### Supplied text
:::::

In summary, our study has established a molecular mechanism by which ECs respond to the alterations of ECM mechanics to regulate their proliferation (Fig. 7). Substrates with high stiffness causes the activation of integrin αvβ3 to inhibit SEPT9 expression, leading to a central distribution of actin stress fibers, activation of the Src/Vav2/RhoA signaling pathway, and hence EC cell cycle progression. In contrast, substrates with low stiffness causes the inactivation of integrin αvβ3 to increase SEPT9 expression which induces the peripheral distribution of actin, inhibition of the Src/Vav2/RhoA signaling pathway, and hence repression of EC proliferation. Our findings provide new insights into the mechanism by which ECM mechanics regulate EC proliferation.

Figure 7. Schematic summary of the mechanisms by which stiffness modulates EC cytoskeleton organization and cell cycle progression.

Figure 7

Materials and Methods

Cell Culture

The Human Umbilical Vein Endothelial Cells (HUVECs) used in this study were isolated from human umbilical cords as previously described [51] and the procedure followed the approved UCSD IRB protocol. HUVECs were cultured in M199 medium (Gibco, Grand Island, NY), supplemented with 10% fetal bovine serum (Gibco), 10% ECGM (Cell Applications, San Diego, CA), 2 mM L-glutamine (Gibco), 1 mM sodium pyruvate, 1% penicillin/streptomycin (Gibco) and maintained in a humidified 5% CO2-95% air incubator at 37°C.

Polyacrylamide Gel Preparation

Gel solutions were prepared by using acrylamide (40% w/v solution, BioRad, Hercules, CA), bis-acrylamide crosslinker (2% w/v solution, Bio-Rad), and 1% HEPES (pH 8.5, EMD Biosciences, San Diego, CA). To prepare gels with different levels of stiffness, mixtures were prepared to contain 5–10% acrylamide and 0.05–0.2% bis-acrylamide and degassed for 20 min to remove oxygen from the solutions. To initiate polymerization, 0.02% APS and 20 µL TEMED were added. A 50–70 µm-thick gel was cast, and the thickness was confirmed through imaging of embedded fluorescent beads in the gel using an Olympus confocal microscope. The results on substrate stiffness determined by atomic force microscopy are shown in Table 1.

:::::

Document understanding data
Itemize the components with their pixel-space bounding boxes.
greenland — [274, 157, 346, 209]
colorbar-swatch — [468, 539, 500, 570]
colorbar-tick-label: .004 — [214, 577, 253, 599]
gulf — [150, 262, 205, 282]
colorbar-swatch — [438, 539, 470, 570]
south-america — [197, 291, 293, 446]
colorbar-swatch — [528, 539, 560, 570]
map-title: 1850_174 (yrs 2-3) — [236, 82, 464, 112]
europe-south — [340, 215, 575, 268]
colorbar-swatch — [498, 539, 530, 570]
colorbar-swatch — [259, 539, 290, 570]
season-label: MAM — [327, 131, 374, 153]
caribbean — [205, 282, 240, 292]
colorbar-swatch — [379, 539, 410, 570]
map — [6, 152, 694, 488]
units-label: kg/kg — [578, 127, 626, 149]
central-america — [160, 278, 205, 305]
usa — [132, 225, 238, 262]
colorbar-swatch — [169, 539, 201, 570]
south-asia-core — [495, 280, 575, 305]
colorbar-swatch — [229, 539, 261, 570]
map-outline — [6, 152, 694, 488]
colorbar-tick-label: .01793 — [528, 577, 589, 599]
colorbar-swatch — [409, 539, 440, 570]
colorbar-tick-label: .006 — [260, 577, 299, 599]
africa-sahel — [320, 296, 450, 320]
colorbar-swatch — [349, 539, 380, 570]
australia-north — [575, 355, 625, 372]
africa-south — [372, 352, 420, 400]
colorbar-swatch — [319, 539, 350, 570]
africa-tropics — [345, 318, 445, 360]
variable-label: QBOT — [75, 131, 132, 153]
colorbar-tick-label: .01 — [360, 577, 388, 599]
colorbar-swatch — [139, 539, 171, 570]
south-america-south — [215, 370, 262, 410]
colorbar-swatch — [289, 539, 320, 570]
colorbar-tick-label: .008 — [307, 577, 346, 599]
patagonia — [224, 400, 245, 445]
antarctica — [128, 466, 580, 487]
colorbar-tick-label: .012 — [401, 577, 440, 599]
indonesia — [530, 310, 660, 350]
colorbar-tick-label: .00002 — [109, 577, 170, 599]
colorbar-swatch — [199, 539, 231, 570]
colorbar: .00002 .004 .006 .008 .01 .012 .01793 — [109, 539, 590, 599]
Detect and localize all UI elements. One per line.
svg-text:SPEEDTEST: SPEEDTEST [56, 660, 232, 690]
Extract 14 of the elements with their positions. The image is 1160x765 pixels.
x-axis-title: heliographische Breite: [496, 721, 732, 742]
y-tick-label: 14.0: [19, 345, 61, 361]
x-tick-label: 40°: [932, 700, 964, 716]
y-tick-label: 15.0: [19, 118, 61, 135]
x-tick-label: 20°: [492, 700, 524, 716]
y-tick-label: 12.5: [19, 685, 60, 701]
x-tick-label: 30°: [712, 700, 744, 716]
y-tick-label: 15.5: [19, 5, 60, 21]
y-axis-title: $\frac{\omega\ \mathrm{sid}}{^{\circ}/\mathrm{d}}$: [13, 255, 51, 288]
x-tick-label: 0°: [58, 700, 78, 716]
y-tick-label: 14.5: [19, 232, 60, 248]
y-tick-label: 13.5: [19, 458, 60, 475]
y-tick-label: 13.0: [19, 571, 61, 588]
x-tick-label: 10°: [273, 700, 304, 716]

:::::

### Questions
A. Answer these from the text on substrate stiffness and endothelial cell proliferation:
(i) Which level of substrate stiffness activates integrin αvβ3 to inhibit SEPT9 expression?
(ii) From what source were the HUVECs isolated?
(iii) For how long were the gel mixtures degassed?
B. Write the next part of the text on substrate stiffness and endothelial cell proliferation, continuing after its final sentence.

### Answers by item
A.
(i) High stiffness
(ii) Human umbilical cords
(iii) 20 min

B.
Polyacrylamide gels were functionalized to permit cell adhesion by covalently linking the specific ECM ligand (fibronectin) to gel surfaces as previously described [52]. In brief, the gels were activated by exposing the heterobifunctional crosslinker Sulfo-SANPAH (Pierce, Rockford, IL; 0.5 mg/mL in 1×PBS) to UV light. After activation, the gels were washed with 1×PBS to remove excess crosslinker. Gels were then coated with 0.1 mg/mL fibronectin (Sigma, St. Louis, MO) overnight at 4°C or 4 h at room temperature.

Materials

Rabbit polyclonal antibodies (pAbs) against cyclin A, cyclin D1, p27, phospho-Src and Vav2 were purchased from Santa Cruz Biotechnology (Santa Cruz, CA). Rabbit pAb against hyper-phosphorylated-Rb was purchased from Cell Signaling Technology (Beverly, MA). Mouse mAbs against human αvβ3, β3 and β1 and LIBS-β3 integrins were purchased from Chemicon (Temecula, CA). The control shRNA and specific shRNA of Vav2 were purchased from Santa Cruz Biotechnology. The shRNA of SEPT9 was a kind gift from Dr. K.L. Guan (Department of Pharmacology and Moores Cancer Center, University of California, San Diego). Other chemicals of reagent grade were obtained from Sigma (St. Louis, MO), unless otherwise noted.

Primer Design

SEPT7 (sense: 5′-AAGCAAACTGGGAAGCTCAA-3′; antisense: 5′-TCAAACGGATCCAACAAACA-3′; product length, 170 bp)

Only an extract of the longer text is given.